• [Your objective]:
Reproduce every record below exactly as written, leaving out any pictures.

## BEGIN Input for this task

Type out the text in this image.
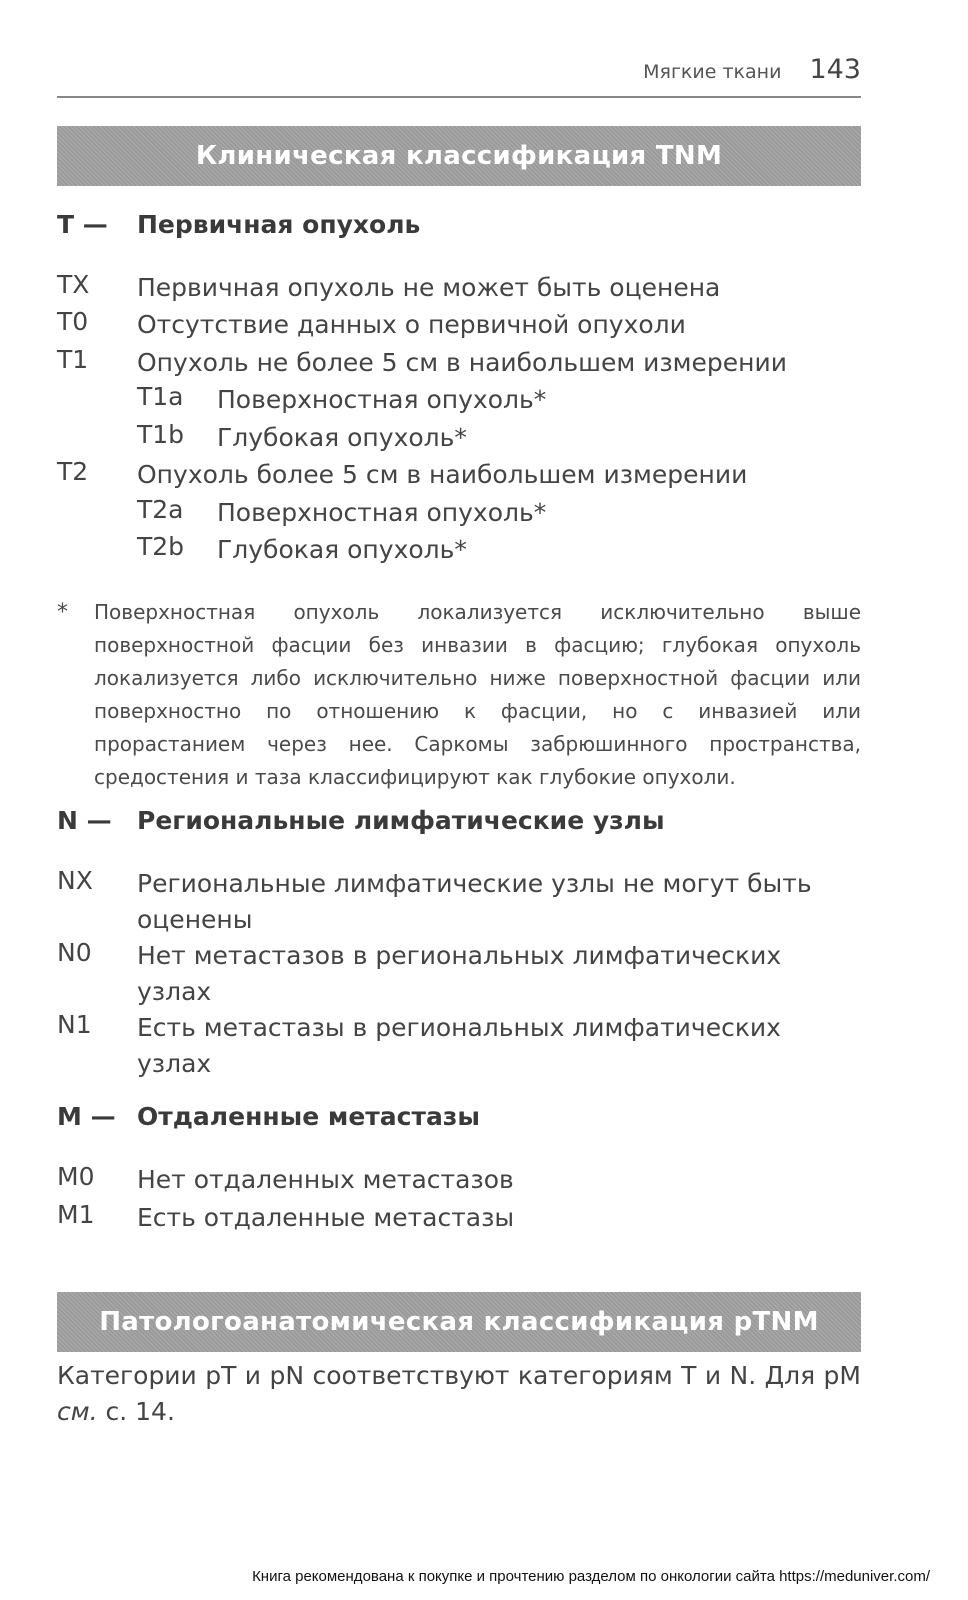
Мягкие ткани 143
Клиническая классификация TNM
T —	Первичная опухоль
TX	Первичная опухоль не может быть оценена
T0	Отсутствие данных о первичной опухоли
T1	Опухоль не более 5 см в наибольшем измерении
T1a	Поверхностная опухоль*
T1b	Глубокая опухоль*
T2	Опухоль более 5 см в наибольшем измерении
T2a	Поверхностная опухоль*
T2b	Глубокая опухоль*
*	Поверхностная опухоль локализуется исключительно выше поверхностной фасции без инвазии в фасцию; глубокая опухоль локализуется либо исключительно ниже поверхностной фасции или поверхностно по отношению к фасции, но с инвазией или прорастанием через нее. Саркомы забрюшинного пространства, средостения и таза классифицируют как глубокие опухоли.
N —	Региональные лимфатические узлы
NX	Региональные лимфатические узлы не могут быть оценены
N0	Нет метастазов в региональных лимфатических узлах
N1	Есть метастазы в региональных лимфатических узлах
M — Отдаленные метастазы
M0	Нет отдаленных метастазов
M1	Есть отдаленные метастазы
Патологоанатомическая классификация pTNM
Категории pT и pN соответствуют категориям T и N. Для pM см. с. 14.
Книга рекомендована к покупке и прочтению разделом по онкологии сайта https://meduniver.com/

## END Input for this task

• [Right answer]:
Type out the text in this image.
Мягкие ткани 143
Клиническая классификация TNM
T —	Первичная опухоль
TX	Первичная опухоль не может быть оценена
T0	Отсутствие данных о первичной опухоли
T1	Опухоль не более 5 см в наибольшем измерении
T1a	Поверхностная опухоль*
T1b	Глубокая опухоль*
T2	Опухоль более 5 см в наибольшем измерении
T2a	Поверхностная опухоль*
T2b	Глубокая опухоль*
*	Поверхностная опухоль локализуется исключительно выше поверхностной фасции без инвазии в фасцию; глубокая опухоль локализуется либо исключительно ниже поверхностной фасции или поверхностно по отношению к фасции, но с инвазией или прорастанием через нее. Саркомы забрюшинного пространства, средостения и таза классифицируют как глубокие опухоли.
N —	Региональные лимфатические узлы
NX	Региональные лимфатические узлы не могут быть оценены
N0	Нет метастазов в региональных лимфатических узлах
N1	Есть метастазы в региональных лимфатических узлах
M — Отдаленные метастазы
M0	Нет отдаленных метастазов
M1	Есть отдаленные метастазы
Патологоанатомическая классификация pTNM
Категории pT и pN соответствуют категориям T и N. Для pM см. с. 14.
Книга рекомендована к покупке и прочтению разделом по онкологии сайта https://meduniver.com/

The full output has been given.